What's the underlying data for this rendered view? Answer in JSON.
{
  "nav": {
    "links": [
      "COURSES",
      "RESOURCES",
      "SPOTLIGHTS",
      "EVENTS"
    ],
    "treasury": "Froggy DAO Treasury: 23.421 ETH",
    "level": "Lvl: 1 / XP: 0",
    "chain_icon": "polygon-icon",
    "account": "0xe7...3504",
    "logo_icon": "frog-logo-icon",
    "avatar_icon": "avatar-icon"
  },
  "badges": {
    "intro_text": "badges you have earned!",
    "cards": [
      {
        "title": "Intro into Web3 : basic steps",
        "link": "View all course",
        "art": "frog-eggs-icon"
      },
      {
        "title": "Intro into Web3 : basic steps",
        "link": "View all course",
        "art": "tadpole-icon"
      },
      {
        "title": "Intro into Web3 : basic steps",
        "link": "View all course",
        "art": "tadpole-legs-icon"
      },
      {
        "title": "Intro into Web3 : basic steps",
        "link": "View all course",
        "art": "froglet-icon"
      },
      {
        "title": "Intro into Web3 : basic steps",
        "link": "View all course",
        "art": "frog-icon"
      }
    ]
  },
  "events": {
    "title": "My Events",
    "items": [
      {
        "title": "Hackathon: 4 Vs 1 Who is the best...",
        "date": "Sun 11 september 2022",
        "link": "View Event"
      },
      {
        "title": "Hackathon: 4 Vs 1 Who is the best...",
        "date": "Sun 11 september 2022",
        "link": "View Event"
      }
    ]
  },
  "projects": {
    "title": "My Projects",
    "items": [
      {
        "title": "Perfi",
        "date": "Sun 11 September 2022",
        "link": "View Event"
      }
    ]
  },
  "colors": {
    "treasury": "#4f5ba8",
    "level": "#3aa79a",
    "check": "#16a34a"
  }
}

(PROMPT) Write the data from above out again, exactly.

(CORRECT ANSWER)
What's the underlying data for this rendered view? Answer in JSON.
{
  "nav": {
    "links": [
      "COURSES",
      "RESOURCES",
      "SPOTLIGHTS",
      "EVENTS"
    ],
    "treasury": "Froggy DAO Treasury: 23.421 ETH",
    "level": "Lvl: 1 / XP: 0",
    "chain_icon": "polygon-icon",
    "account": "0xe7...3504",
    "logo_icon": "frog-logo-icon",
    "avatar_icon": "avatar-icon"
  },
  "badges": {
    "intro_text": "badges you have earned!",
    "cards": [
      {
        "title": "Intro into Web3 : basic steps",
        "link": "View all course",
        "art": "frog-eggs-icon"
      },
      {
        "title": "Intro into Web3 : basic steps",
        "link": "View all course",
        "art": "tadpole-icon"
      },
      {
        "title": "Intro into Web3 : basic steps",
        "link": "View all course",
        "art": "tadpole-legs-icon"
      },
      {
        "title": "Intro into Web3 : basic steps",
        "link": "View all course",
        "art": "froglet-icon"
      },
      {
        "title": "Intro into Web3 : basic steps",
        "link": "View all course",
        "art": "frog-icon"
      }
    ]
  },
  "events": {
    "title": "My Events",
    "items": [
      {
        "title": "Hackathon: 4 Vs 1 Who is the best...",
        "date": "Sun 11 september 2022",
        "link": "View Event"
      },
      {
        "title": "Hackathon: 4 Vs 1 Who is the best...",
        "date": "Sun 11 september 2022",
        "link": "View Event"
      }
    ]
  },
  "projects": {
    "title": "My Projects",
    "items": [
      {
        "title": "Perfi",
        "date": "Sun 11 September 2022",
        "link": "View Event"
      }
    ]
  },
  "colors": {
    "treasury": "#4f5ba8",
    "level": "#3aa79a",
    "check": "#16a34a"
  }
}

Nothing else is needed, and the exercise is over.